Stored records
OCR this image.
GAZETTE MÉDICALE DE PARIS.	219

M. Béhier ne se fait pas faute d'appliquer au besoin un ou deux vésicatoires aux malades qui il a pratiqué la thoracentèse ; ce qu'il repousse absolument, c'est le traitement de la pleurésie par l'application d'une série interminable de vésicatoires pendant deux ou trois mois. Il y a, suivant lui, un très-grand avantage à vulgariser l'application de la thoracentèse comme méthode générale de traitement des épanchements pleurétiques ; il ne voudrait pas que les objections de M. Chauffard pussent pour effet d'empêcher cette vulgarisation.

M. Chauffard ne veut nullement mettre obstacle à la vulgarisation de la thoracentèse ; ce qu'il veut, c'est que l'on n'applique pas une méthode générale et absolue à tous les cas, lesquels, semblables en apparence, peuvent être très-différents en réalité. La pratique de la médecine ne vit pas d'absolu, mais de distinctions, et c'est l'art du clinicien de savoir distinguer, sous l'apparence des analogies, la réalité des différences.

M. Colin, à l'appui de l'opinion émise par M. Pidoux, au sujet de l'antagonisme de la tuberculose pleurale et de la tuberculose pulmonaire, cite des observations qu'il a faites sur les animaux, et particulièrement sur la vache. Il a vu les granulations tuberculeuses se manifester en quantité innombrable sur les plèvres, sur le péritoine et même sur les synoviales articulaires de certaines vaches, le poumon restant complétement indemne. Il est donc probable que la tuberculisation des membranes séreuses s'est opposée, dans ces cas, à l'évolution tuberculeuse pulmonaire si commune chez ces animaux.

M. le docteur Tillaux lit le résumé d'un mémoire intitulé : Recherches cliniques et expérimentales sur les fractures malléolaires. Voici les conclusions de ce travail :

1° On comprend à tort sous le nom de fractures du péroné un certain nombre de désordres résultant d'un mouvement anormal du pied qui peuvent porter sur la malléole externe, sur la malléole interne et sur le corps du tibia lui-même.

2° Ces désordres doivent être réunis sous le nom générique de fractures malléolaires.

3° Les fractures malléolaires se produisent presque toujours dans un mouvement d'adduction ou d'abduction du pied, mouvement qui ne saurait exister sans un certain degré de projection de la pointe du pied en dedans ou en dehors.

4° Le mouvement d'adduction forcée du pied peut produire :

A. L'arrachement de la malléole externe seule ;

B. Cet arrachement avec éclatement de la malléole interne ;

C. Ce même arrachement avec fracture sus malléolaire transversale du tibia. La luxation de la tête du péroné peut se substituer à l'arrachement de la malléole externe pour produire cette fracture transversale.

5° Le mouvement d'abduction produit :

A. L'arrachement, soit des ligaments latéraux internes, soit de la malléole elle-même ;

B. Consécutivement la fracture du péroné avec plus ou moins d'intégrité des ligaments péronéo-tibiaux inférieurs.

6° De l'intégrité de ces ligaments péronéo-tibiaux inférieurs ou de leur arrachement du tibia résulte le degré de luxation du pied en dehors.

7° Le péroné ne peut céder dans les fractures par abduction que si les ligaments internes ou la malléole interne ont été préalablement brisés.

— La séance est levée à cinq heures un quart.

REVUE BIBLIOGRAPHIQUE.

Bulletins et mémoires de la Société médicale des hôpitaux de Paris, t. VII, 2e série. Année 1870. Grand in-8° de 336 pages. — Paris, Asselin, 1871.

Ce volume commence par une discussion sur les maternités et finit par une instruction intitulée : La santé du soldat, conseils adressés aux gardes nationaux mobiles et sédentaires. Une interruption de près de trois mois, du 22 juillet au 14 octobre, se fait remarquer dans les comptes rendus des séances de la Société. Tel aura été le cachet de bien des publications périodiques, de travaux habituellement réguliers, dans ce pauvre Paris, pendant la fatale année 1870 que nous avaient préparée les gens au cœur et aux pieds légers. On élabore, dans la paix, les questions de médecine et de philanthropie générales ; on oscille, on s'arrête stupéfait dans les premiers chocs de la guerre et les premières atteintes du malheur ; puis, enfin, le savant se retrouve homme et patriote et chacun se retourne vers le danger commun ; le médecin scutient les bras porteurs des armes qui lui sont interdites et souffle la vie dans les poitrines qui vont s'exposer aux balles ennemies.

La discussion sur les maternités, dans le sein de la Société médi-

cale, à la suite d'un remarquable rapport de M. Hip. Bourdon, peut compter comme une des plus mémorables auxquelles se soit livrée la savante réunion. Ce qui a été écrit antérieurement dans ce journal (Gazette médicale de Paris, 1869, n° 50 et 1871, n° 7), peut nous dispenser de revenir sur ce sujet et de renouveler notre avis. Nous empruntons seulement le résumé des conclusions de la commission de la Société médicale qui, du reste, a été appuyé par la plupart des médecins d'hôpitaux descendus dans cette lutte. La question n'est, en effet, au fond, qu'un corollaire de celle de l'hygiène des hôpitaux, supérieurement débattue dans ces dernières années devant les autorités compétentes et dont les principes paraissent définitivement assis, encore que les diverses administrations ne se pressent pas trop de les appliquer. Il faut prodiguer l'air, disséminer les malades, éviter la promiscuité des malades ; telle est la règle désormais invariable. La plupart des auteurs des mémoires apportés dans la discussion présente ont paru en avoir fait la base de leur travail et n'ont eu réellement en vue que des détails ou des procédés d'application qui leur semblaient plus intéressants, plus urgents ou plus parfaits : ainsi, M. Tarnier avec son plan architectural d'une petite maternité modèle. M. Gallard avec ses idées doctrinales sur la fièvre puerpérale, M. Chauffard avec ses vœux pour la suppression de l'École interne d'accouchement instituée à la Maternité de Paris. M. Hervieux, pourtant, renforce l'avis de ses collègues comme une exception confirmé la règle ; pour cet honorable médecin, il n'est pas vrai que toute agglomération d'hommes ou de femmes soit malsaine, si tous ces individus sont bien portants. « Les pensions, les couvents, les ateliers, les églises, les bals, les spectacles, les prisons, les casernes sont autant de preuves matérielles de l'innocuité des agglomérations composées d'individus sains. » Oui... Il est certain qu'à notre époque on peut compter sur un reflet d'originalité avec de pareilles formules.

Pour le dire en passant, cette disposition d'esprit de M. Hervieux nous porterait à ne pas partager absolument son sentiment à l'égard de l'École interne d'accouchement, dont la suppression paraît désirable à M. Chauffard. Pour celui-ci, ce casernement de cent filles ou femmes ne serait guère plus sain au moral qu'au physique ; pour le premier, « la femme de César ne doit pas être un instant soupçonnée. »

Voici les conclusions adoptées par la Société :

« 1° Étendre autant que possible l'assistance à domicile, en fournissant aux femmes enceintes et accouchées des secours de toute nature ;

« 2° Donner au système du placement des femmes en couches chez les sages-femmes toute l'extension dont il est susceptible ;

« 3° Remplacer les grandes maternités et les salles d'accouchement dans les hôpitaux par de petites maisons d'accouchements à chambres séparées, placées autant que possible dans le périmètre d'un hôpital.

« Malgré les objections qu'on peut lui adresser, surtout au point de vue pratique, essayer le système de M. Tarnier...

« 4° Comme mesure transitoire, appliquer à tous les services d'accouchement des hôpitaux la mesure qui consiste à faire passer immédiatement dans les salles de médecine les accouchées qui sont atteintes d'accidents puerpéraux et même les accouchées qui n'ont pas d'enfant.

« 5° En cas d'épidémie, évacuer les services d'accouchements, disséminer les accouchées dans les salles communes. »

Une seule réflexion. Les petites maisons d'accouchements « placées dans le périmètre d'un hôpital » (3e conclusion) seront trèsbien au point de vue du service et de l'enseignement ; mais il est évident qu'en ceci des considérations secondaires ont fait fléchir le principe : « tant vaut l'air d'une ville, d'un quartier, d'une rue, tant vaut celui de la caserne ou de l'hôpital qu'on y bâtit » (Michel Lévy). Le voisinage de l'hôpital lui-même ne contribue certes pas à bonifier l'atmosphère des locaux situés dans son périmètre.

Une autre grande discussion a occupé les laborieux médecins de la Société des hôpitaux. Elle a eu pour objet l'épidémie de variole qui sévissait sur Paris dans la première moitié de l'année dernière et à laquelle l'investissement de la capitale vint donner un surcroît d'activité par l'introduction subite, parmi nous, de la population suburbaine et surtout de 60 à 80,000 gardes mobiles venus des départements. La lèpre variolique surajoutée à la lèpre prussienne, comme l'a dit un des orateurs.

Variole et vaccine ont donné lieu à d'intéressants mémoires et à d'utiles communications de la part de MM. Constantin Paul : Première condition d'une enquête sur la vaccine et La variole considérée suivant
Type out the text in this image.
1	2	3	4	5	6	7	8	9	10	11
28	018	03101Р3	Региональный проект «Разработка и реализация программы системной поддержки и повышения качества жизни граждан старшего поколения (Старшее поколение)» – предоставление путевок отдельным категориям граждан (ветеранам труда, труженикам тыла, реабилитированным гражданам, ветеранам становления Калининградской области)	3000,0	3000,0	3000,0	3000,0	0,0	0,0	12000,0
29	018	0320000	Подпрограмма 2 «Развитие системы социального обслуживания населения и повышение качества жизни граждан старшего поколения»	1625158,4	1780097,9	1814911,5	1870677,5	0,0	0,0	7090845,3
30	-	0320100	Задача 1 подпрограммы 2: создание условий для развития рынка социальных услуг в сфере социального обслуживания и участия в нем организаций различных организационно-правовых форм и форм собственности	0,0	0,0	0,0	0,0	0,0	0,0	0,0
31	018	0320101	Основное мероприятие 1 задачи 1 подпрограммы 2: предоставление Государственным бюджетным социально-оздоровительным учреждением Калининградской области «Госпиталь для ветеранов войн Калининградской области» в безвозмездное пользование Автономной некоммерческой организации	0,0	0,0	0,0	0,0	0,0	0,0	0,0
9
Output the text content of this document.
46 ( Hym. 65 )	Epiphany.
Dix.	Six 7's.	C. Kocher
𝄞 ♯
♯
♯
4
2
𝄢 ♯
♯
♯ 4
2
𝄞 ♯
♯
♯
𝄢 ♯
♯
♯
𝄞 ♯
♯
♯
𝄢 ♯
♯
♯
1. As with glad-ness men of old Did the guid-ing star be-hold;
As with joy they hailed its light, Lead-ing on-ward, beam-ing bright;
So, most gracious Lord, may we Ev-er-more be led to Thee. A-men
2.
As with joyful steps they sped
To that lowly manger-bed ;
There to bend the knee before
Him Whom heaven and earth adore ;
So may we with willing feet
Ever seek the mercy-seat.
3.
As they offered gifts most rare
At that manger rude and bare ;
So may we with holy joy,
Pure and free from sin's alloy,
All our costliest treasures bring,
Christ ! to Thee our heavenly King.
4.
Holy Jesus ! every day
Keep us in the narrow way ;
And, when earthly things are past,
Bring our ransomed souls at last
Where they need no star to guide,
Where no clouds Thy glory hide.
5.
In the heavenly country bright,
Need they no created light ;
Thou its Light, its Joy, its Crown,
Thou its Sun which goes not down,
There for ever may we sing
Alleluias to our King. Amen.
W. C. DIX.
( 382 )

Request: Identify every line above that includes the word "sous", and show those lines.

Expected output:
M. Chauffard ne veut nullement mettre obstacle à la vulgarisation de la thoracentèse ; ce qu'il veut, c'est que l'on n'applique pas une méthode générale et absolue à tous les cas, lesquels, semblables en apparence, peuvent être très-différents en réalité. La pratique de la médecine ne vit pas d'absolu, mais de distinctions, et c'est l'art du clinicien de savoir distinguer, sous l'apparence des analogies, la réalité des différences.
1° On comprend à tort sous le nom de fractures du péroné un certain nombre de désordres résultant d'un mouvement anormal du pied qui peuvent porter sur la malléole externe, sur la malléole interne et sur le corps du tibia lui-même.
2° Ces désordres doivent être réunis sous le nom générique de fractures malléolaires.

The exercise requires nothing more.